======== RECORD SET

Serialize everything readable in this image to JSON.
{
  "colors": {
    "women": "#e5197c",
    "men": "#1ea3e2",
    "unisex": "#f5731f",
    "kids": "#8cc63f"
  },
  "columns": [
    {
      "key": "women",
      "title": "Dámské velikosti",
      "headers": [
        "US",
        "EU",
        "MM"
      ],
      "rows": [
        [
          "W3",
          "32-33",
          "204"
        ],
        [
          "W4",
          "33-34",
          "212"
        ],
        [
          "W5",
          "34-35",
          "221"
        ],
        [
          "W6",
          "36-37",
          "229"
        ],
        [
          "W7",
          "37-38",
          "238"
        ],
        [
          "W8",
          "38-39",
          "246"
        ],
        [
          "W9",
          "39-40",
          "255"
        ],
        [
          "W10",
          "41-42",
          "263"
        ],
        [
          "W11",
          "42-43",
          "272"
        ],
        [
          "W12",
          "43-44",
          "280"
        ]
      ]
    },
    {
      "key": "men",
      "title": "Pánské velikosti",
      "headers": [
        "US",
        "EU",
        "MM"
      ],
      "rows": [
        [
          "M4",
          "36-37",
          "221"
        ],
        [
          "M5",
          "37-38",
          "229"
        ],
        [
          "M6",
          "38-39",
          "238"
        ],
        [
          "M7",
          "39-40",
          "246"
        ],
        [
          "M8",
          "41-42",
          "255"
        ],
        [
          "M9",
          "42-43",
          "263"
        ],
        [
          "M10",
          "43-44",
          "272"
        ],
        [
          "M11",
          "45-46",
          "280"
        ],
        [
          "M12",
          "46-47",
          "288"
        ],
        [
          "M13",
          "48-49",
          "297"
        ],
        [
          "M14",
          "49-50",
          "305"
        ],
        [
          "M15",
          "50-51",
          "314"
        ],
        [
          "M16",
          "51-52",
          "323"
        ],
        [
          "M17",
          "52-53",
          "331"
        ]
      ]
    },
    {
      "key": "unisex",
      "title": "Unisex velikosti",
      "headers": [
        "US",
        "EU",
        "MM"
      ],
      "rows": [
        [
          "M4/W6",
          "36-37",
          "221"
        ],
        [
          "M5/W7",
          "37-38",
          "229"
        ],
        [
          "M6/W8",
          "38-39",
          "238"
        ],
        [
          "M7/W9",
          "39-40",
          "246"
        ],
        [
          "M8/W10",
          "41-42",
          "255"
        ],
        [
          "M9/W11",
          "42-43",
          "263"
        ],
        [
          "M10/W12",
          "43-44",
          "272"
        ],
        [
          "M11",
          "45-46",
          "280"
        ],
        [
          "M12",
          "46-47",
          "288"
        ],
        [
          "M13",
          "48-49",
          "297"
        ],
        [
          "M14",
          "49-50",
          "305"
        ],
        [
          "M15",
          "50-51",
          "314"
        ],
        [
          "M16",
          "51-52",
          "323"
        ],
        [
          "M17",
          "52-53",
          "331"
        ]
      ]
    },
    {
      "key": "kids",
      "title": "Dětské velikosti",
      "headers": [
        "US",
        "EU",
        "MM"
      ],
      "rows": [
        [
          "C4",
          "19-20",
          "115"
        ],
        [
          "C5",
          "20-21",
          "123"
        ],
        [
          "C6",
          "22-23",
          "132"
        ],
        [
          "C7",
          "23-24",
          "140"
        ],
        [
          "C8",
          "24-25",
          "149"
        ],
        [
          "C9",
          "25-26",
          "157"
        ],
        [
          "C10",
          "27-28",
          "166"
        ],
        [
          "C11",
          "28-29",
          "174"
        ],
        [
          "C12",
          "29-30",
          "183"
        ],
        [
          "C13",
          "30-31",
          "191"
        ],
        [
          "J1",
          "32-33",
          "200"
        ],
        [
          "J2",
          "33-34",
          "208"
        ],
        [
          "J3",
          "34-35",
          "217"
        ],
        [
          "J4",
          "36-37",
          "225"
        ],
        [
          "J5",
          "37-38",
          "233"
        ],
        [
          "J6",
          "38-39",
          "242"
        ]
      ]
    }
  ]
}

================
======== RECORD SET

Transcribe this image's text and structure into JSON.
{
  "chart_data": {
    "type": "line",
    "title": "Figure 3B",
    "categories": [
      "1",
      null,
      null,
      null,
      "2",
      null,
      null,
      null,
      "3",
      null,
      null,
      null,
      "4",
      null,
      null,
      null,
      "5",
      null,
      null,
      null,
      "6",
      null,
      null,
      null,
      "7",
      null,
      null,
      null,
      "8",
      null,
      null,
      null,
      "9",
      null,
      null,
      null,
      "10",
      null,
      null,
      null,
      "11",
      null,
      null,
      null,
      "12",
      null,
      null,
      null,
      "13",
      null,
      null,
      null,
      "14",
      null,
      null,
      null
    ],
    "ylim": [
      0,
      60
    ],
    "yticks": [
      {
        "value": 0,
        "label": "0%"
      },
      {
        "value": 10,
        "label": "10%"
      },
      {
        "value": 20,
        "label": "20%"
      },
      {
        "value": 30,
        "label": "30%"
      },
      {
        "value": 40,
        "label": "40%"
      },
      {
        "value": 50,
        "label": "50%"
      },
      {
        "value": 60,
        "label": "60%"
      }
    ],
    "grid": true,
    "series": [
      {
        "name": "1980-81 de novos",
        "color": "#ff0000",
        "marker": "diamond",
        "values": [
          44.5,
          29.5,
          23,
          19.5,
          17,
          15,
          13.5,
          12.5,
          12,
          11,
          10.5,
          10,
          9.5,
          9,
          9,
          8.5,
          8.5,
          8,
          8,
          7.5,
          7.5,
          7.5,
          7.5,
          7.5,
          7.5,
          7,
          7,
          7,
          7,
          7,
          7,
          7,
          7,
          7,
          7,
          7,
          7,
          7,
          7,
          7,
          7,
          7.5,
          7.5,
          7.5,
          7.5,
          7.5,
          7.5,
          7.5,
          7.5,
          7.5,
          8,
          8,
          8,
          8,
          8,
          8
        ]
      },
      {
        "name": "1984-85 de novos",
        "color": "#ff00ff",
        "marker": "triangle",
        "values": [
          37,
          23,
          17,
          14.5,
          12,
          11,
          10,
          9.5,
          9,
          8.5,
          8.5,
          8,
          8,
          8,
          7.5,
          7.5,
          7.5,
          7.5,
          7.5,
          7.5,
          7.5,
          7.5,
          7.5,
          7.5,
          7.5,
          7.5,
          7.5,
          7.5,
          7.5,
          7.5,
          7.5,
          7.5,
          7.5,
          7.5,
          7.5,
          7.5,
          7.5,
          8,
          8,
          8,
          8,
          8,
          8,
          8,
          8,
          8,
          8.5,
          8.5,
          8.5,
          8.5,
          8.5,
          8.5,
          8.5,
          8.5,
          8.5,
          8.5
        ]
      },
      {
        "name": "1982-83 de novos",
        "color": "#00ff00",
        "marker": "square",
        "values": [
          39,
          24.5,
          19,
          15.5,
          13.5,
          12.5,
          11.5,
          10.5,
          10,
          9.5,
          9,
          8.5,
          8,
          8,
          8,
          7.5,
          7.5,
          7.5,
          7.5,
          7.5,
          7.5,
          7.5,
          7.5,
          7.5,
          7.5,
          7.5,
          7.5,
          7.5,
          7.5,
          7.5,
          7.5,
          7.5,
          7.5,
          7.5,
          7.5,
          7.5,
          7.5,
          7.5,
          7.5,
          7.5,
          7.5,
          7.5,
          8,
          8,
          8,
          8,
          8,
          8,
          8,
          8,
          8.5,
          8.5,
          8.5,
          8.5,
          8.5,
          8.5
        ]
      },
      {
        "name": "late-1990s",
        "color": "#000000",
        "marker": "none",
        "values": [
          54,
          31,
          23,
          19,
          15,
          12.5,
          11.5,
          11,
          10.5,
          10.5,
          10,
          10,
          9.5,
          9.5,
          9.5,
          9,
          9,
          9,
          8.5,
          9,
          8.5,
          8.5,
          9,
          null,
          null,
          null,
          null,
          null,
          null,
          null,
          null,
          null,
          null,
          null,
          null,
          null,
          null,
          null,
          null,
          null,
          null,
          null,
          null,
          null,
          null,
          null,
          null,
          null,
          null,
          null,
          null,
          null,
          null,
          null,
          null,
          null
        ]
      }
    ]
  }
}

================
======== RECORD SET

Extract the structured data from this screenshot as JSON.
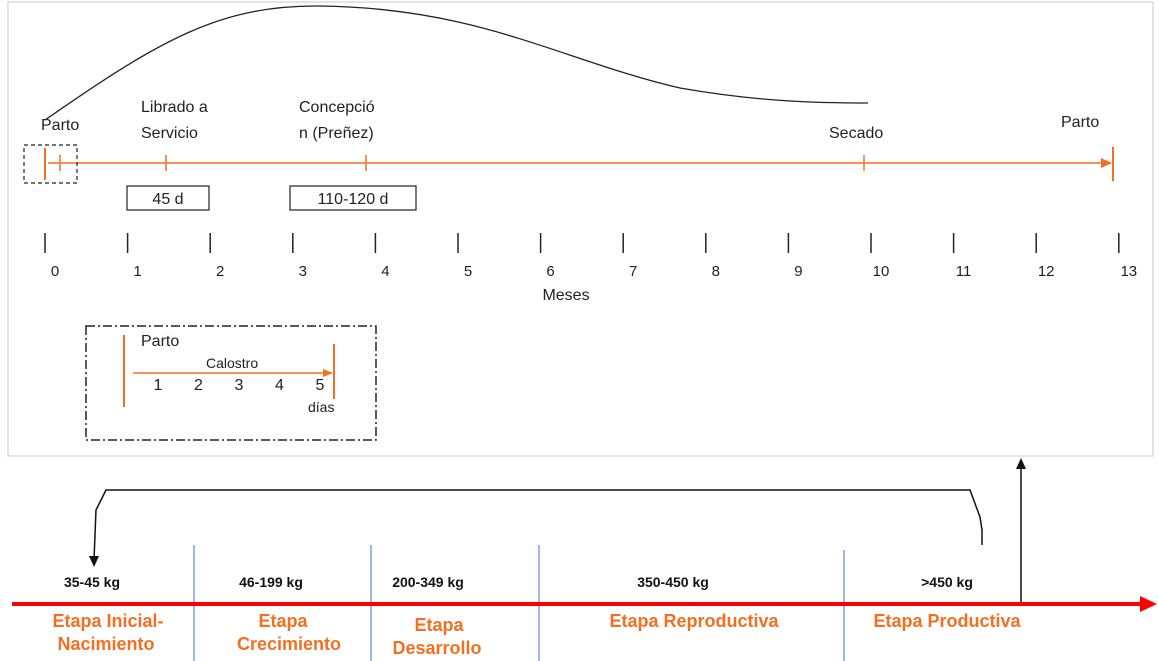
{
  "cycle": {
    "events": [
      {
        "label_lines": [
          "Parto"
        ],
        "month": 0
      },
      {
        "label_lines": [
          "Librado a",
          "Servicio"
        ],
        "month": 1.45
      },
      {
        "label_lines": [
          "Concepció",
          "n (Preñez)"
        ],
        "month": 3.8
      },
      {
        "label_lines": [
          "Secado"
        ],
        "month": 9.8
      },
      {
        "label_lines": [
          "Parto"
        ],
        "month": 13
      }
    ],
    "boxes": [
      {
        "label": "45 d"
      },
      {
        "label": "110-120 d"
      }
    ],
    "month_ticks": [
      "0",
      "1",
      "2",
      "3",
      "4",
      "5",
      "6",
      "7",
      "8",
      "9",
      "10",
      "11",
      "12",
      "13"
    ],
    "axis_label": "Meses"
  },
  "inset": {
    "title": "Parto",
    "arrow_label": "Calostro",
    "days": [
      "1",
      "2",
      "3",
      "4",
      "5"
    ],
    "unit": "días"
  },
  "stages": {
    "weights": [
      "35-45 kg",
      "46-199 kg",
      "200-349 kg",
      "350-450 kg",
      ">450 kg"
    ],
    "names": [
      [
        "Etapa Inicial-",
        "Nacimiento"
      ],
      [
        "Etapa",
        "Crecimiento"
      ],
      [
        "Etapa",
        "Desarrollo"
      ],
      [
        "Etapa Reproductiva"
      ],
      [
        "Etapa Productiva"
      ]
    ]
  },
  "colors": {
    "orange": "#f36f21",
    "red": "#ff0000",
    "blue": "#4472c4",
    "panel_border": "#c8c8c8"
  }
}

================

• REQUIRED WORK:
Using the listing above, locate the lines that hold "Etapa" and copy each one.

• ANSWER TO THE TASK:
        "Etapa Inicial-",
        "Etapa",
        "Etapa",
        "Etapa Reproductiva"
        "Etapa Productiva"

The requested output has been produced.